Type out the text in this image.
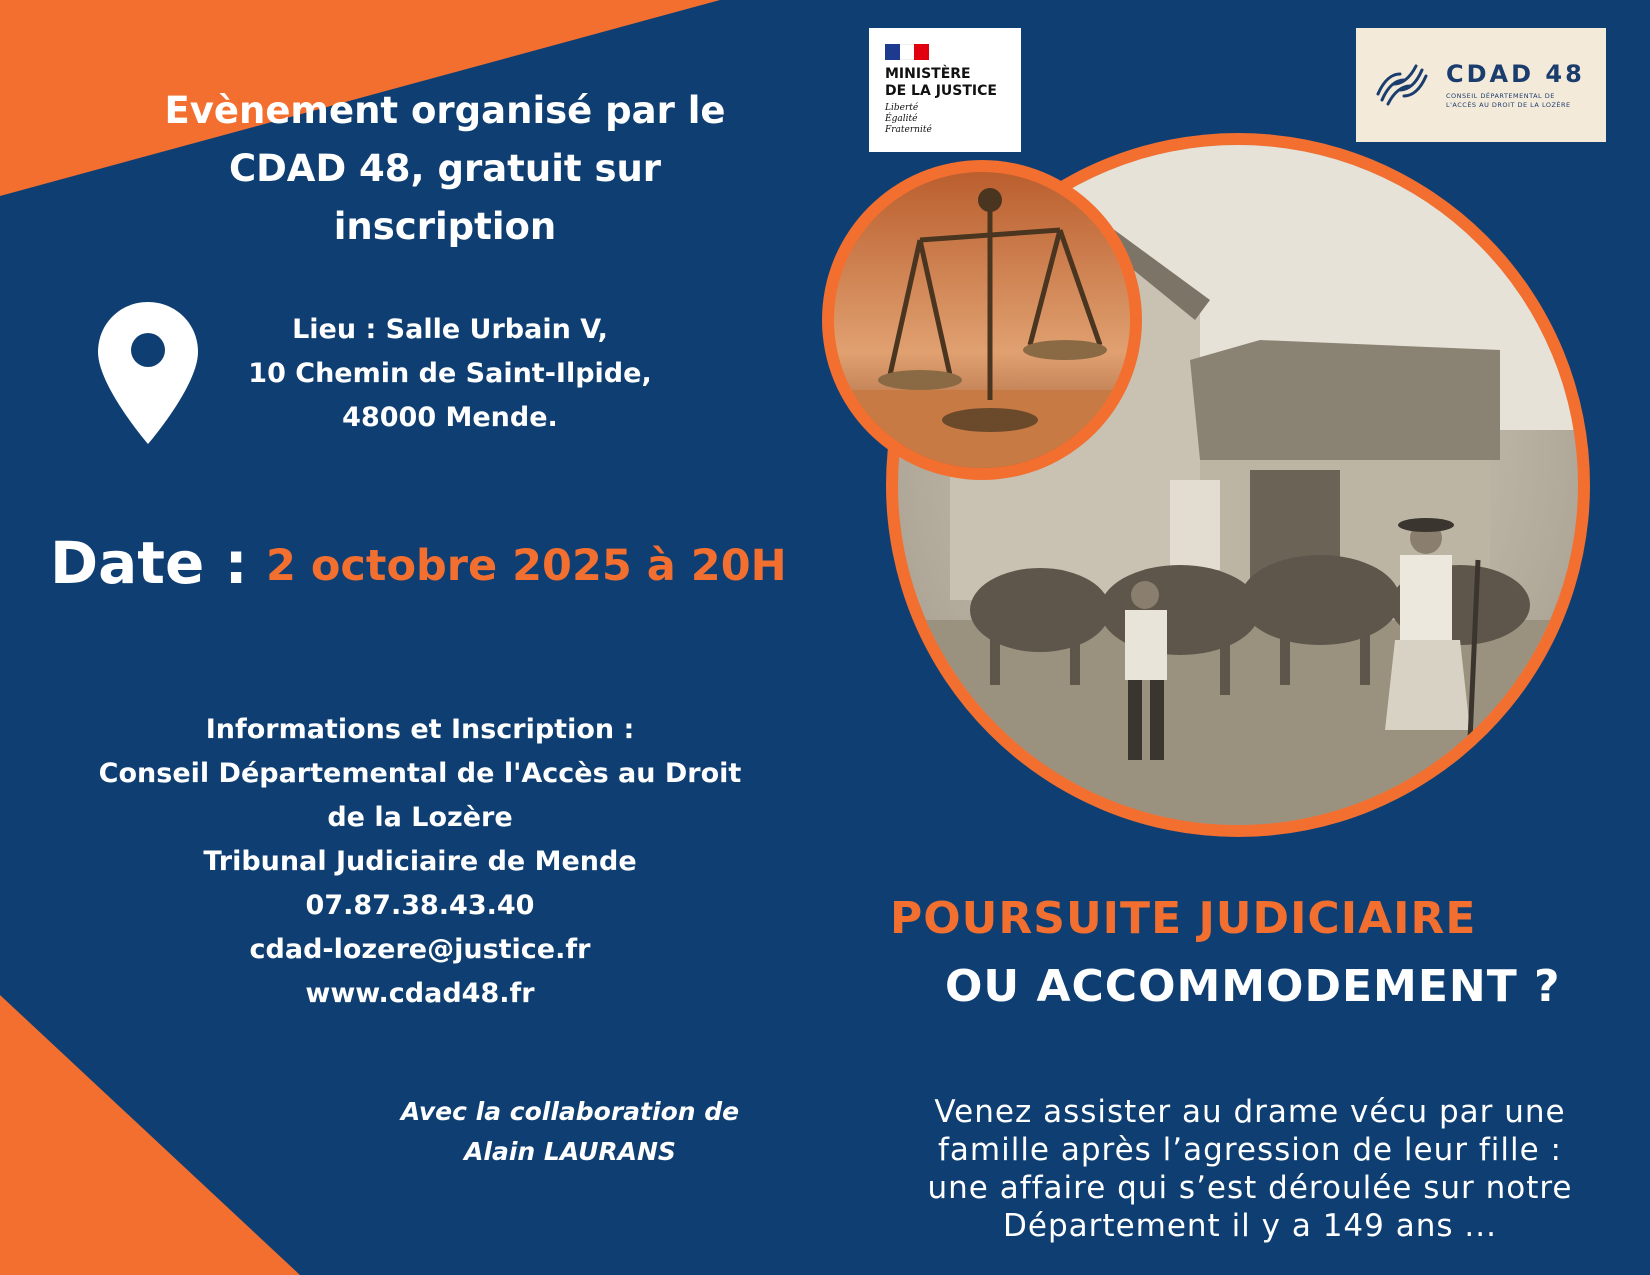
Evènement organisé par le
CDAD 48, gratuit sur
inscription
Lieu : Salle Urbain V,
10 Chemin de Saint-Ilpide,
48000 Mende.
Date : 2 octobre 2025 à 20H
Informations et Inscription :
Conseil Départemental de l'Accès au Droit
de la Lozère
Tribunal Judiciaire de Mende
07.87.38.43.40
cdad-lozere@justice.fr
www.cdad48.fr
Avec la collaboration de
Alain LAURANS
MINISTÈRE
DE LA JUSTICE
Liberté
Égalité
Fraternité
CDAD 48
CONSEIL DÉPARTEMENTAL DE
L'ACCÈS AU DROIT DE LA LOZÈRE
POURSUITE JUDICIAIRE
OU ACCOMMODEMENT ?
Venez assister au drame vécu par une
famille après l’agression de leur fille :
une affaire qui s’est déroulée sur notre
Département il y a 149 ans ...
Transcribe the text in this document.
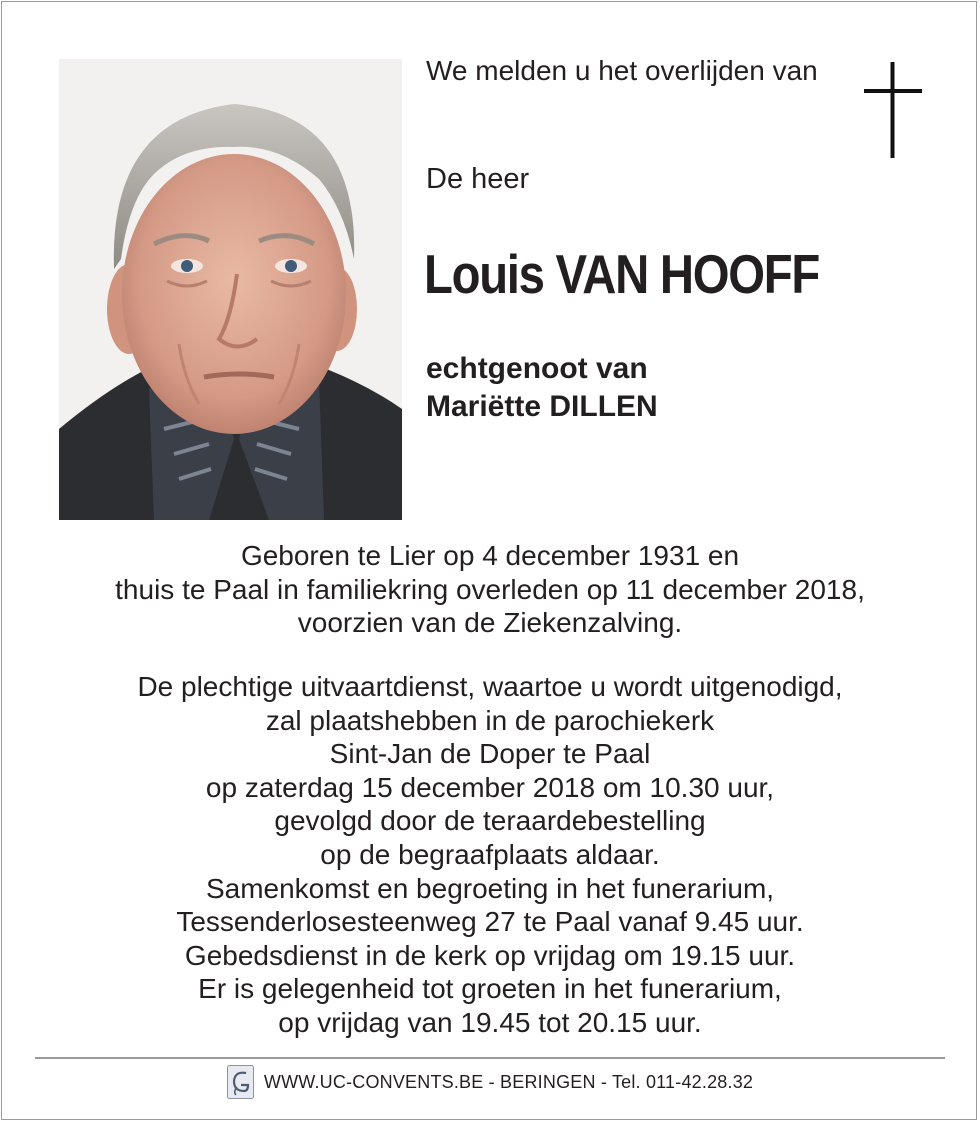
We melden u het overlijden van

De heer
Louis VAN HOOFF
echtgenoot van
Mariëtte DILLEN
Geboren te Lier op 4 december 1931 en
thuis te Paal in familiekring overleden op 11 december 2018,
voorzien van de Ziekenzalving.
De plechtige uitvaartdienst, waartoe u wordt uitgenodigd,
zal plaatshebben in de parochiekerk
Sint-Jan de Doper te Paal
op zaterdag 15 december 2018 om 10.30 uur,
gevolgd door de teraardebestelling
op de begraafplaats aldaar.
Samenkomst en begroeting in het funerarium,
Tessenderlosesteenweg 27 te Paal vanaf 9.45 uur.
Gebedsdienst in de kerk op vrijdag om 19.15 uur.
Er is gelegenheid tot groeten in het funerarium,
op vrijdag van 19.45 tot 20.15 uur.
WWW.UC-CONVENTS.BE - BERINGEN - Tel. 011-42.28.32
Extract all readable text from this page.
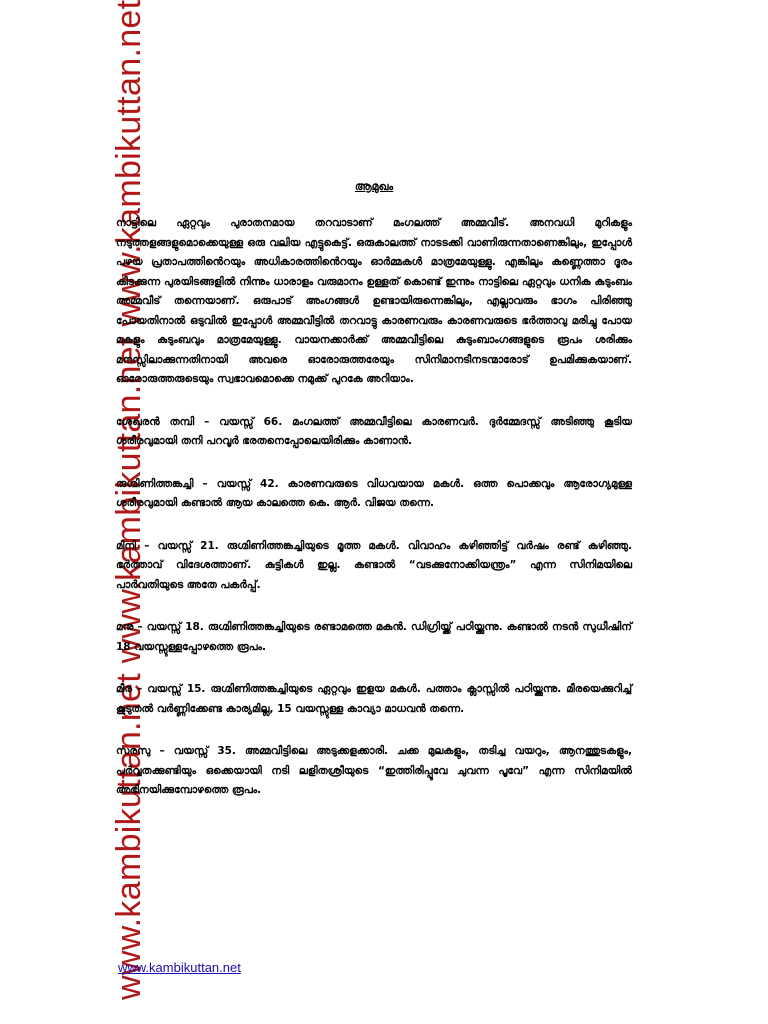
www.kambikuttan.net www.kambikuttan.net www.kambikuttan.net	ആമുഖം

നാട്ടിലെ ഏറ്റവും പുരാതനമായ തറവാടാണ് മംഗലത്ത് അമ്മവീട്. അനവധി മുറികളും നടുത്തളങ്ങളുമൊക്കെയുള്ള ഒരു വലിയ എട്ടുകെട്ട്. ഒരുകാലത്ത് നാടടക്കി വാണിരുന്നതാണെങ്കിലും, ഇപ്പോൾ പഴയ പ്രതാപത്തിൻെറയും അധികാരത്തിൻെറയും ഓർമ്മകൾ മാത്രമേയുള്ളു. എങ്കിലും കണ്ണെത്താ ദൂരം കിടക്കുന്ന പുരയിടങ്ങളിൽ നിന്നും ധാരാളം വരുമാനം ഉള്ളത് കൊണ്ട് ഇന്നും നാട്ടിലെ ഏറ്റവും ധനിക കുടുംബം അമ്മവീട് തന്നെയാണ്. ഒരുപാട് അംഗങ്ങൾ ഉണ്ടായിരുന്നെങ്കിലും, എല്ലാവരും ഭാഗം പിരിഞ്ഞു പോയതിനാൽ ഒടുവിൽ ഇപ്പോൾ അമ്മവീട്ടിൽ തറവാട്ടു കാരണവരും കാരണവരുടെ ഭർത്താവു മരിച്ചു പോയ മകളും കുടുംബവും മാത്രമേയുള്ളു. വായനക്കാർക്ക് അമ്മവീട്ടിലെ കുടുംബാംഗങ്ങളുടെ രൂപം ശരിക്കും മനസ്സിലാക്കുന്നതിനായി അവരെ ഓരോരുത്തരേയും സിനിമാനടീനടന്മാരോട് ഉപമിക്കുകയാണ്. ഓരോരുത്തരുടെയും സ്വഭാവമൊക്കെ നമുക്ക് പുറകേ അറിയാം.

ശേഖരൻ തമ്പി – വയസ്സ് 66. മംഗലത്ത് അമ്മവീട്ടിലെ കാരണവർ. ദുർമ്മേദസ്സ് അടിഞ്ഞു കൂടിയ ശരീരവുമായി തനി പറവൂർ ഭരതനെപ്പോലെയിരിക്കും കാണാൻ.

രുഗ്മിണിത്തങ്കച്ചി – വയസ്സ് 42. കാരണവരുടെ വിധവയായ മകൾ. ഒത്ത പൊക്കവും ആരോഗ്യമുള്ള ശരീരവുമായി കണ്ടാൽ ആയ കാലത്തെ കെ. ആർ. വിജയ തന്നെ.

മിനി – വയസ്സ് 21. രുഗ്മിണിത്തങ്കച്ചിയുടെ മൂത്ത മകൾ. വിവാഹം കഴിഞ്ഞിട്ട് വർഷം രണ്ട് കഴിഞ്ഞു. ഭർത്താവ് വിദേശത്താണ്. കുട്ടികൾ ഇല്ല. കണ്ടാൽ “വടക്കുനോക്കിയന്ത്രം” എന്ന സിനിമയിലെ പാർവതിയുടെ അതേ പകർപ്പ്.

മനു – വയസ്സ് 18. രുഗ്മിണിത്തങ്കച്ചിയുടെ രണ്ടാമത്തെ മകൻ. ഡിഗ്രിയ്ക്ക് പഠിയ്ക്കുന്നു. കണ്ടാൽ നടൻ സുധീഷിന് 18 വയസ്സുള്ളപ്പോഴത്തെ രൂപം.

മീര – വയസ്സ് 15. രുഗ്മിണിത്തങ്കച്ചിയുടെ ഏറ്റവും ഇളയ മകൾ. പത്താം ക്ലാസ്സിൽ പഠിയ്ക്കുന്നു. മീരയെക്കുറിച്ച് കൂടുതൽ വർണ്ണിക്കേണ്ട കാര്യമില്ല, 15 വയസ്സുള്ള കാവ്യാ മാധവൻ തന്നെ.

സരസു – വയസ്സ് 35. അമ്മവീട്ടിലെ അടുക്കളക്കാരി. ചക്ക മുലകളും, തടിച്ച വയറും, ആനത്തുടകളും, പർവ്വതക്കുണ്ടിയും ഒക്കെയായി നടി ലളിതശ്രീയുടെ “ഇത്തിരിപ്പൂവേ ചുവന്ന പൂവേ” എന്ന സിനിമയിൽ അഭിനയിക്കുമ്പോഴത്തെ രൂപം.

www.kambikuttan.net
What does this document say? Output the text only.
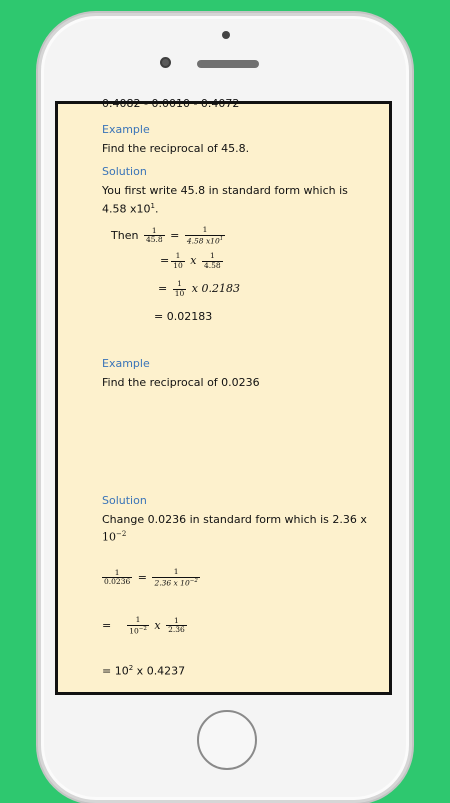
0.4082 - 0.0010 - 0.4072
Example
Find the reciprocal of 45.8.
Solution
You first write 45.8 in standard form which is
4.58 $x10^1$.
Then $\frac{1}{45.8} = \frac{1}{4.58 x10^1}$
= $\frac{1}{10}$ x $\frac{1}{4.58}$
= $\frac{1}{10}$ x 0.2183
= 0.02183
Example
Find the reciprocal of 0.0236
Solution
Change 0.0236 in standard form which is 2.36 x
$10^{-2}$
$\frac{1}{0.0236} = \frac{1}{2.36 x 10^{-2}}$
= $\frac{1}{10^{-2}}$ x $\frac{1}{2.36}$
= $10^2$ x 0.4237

### Written request
Gather each line from the entries above that includes the word "Mende".

### Complete output
48000 Mende.
Tribunal Judiciaire de Mende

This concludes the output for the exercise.